>> begin Records to use
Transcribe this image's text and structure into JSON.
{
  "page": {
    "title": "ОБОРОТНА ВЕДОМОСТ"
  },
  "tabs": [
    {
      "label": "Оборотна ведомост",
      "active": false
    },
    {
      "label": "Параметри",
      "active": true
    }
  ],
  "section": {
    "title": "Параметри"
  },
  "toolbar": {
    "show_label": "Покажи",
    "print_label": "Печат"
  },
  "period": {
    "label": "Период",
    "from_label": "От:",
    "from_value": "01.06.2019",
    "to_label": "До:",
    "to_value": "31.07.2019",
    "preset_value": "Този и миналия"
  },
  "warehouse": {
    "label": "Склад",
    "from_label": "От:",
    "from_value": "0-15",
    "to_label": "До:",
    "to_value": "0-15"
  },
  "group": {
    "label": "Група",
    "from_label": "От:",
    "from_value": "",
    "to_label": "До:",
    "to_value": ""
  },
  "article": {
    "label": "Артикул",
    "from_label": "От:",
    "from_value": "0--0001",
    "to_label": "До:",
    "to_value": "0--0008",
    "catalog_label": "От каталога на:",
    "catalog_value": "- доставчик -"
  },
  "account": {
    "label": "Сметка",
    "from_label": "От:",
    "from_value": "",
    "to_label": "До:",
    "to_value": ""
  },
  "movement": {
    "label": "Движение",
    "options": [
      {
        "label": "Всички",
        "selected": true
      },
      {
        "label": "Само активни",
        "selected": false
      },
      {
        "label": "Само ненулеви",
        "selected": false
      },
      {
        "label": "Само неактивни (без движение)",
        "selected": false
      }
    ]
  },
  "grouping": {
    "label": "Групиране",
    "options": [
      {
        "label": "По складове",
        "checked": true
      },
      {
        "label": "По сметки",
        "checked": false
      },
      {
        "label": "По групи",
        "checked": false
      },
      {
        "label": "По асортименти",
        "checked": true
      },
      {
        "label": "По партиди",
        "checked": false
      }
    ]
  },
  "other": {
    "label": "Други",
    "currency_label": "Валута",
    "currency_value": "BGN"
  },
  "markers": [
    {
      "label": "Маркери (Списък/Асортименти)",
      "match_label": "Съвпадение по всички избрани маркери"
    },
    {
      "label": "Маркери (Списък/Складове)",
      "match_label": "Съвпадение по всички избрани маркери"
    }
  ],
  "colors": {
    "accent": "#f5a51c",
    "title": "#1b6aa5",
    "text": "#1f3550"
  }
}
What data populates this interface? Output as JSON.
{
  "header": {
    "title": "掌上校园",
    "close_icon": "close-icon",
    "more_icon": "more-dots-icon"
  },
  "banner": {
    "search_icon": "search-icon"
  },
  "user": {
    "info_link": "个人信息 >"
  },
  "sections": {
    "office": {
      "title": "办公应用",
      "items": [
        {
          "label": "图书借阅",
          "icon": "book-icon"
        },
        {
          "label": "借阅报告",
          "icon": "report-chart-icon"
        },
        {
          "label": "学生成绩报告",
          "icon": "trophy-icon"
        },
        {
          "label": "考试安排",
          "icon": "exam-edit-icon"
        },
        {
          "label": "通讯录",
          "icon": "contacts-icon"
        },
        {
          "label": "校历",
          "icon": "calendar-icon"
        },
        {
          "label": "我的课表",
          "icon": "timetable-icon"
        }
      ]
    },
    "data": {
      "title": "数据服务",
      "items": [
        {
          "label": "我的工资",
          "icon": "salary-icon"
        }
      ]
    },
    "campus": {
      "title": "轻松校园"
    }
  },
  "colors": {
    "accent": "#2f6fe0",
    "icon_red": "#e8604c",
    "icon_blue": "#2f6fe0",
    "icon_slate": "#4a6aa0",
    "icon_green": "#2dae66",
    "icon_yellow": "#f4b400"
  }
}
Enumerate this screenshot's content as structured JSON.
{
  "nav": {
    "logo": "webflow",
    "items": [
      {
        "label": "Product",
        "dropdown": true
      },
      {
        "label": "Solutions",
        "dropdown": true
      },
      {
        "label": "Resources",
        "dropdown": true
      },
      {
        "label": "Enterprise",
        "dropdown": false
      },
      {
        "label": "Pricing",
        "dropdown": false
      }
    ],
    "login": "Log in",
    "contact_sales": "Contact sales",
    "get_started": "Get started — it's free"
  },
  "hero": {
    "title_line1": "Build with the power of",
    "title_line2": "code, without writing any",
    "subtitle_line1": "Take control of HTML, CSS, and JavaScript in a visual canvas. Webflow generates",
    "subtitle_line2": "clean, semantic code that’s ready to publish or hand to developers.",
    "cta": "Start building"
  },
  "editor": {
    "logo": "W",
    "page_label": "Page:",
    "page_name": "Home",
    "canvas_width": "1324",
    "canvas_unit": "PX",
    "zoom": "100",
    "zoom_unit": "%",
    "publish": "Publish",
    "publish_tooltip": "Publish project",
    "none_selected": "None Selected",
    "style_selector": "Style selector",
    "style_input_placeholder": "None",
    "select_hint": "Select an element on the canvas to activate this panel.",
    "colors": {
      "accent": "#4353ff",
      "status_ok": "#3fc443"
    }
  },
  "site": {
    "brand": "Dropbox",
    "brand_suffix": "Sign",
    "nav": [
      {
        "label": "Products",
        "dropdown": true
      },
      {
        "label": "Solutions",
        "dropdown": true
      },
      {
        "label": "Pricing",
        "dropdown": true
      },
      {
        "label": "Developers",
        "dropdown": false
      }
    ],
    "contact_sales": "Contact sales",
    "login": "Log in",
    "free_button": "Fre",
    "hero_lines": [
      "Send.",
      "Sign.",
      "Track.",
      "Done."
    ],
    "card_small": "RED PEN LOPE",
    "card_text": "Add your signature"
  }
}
>> end Records to use
### Task requirements
Each line of the material should be echoed exactly.

### Expected answer
Transcribe this image's text and structure into JSON.
{
  "page": {
    "title": "ОБОРОТНА ВЕДОМОСТ"
  },
  "tabs": [
    {
      "label": "Оборотна ведомост",
      "active": false
    },
    {
      "label": "Параметри",
      "active": true
    }
  ],
  "section": {
    "title": "Параметри"
  },
  "toolbar": {
    "show_label": "Покажи",
    "print_label": "Печат"
  },
  "period": {
    "label": "Период",
    "from_label": "От:",
    "from_value": "01.06.2019",
    "to_label": "До:",
    "to_value": "31.07.2019",
    "preset_value": "Този и миналия"
  },
  "warehouse": {
    "label": "Склад",
    "from_label": "От:",
    "from_value": "0-15",
    "to_label": "До:",
    "to_value": "0-15"
  },
  "group": {
    "label": "Група",
    "from_label": "От:",
    "from_value": "",
    "to_label": "До:",
    "to_value": ""
  },
  "article": {
    "label": "Артикул",
    "from_label": "От:",
    "from_value": "0--0001",
    "to_label": "До:",
    "to_value": "0--0008",
    "catalog_label": "От каталога на:",
    "catalog_value": "- доставчик -"
  },
  "account": {
    "label": "Сметка",
    "from_label": "От:",
    "from_value": "",
    "to_label": "До:",
    "to_value": ""
  },
  "movement": {
    "label": "Движение",
    "options": [
      {
        "label": "Всички",
        "selected": true
      },
      {
        "label": "Само активни",
        "selected": false
      },
      {
        "label": "Само ненулеви",
        "selected": false
      },
      {
        "label": "Само неактивни (без движение)",
        "selected": false
      }
    ]
  },
  "grouping": {
    "label": "Групиране",
    "options": [
      {
        "label": "По складове",
        "checked": true
      },
      {
        "label": "По сметки",
        "checked": false
      },
      {
        "label": "По групи",
        "checked": false
      },
      {
        "label": "По асортименти",
        "checked": true
      },
      {
        "label": "По партиди",
        "checked": false
      }
    ]
  },
  "other": {
    "label": "Други",
    "currency_label": "Валута",
    "currency_value": "BGN"
  },
  "markers": [
    {
      "label": "Маркери (Списък/Асортименти)",
      "match_label": "Съвпадение по всички избрани маркери"
    },
    {
      "label": "Маркери (Списък/Складове)",
      "match_label": "Съвпадение по всички избрани маркери"
    }
  ],
  "colors": {
    "accent": "#f5a51c",
    "title": "#1b6aa5",
    "text": "#1f3550"
  }
}
What data populates this interface? Output as JSON.
{
  "header": {
    "title": "掌上校园",
    "close_icon": "close-icon",
    "more_icon": "more-dots-icon"
  },
  "banner": {
    "search_icon": "search-icon"
  },
  "user": {
    "info_link": "个人信息 >"
  },
  "sections": {
    "office": {
      "title": "办公应用",
      "items": [
        {
          "label": "图书借阅",
          "icon": "book-icon"
        },
        {
          "label": "借阅报告",
          "icon": "report-chart-icon"
        },
        {
          "label": "学生成绩报告",
          "icon": "trophy-icon"
        },
        {
          "label": "考试安排",
          "icon": "exam-edit-icon"
        },
        {
          "label": "通讯录",
          "icon": "contacts-icon"
        },
        {
          "label": "校历",
          "icon": "calendar-icon"
        },
        {
          "label": "我的课表",
          "icon": "timetable-icon"
        }
      ]
    },
    "data": {
      "title": "数据服务",
      "items": [
        {
          "label": "我的工资",
          "icon": "salary-icon"
        }
      ]
    },
    "campus": {
      "title": "轻松校园"
    }
  },
  "colors": {
    "accent": "#2f6fe0",
    "icon_red": "#e8604c",
    "icon_blue": "#2f6fe0",
    "icon_slate": "#4a6aa0",
    "icon_green": "#2dae66",
    "icon_yellow": "#f4b400"
  }
}
Enumerate this screenshot's content as structured JSON.
{
  "nav": {
    "logo": "webflow",
    "items": [
      {
        "label": "Product",
        "dropdown": true
      },
      {
        "label": "Solutions",
        "dropdown": true
      },
      {
        "label": "Resources",
        "dropdown": true
      },
      {
        "label": "Enterprise",
        "dropdown": false
      },
      {
        "label": "Pricing",
        "dropdown": false
      }
    ],
    "login": "Log in",
    "contact_sales": "Contact sales",
    "get_started": "Get started — it's free"
  },
  "hero": {
    "title_line1": "Build with the power of",
    "title_line2": "code, without writing any",
    "subtitle_line1": "Take control of HTML, CSS, and JavaScript in a visual canvas. Webflow generates",
    "subtitle_line2": "clean, semantic code that’s ready to publish or hand to developers.",
    "cta": "Start building"
  },
  "editor": {
    "logo": "W",
    "page_label": "Page:",
    "page_name": "Home",
    "canvas_width": "1324",
    "canvas_unit": "PX",
    "zoom": "100",
    "zoom_unit": "%",
    "publish": "Publish",
    "publish_tooltip": "Publish project",
    "none_selected": "None Selected",
    "style_selector": "Style selector",
    "style_input_placeholder": "None",
    "select_hint": "Select an element on the canvas to activate this panel.",
    "colors": {
      "accent": "#4353ff",
      "status_ok": "#3fc443"
    }
  },
  "site": {
    "brand": "Dropbox",
    "brand_suffix": "Sign",
    "nav": [
      {
        "label": "Products",
        "dropdown": true
      },
      {
        "label": "Solutions",
        "dropdown": true
      },
      {
        "label": "Pricing",
        "dropdown": true
      },
      {
        "label": "Developers",
        "dropdown": false
      }
    ],
    "contact_sales": "Contact sales",
    "login": "Log in",
    "free_button": "Fre",
    "hero_lines": [
      "Send.",
      "Sign.",
      "Track.",
      "Done."
    ],
    "card_small": "RED PEN LOPE",
    "card_text": "Add your signature"
  }
}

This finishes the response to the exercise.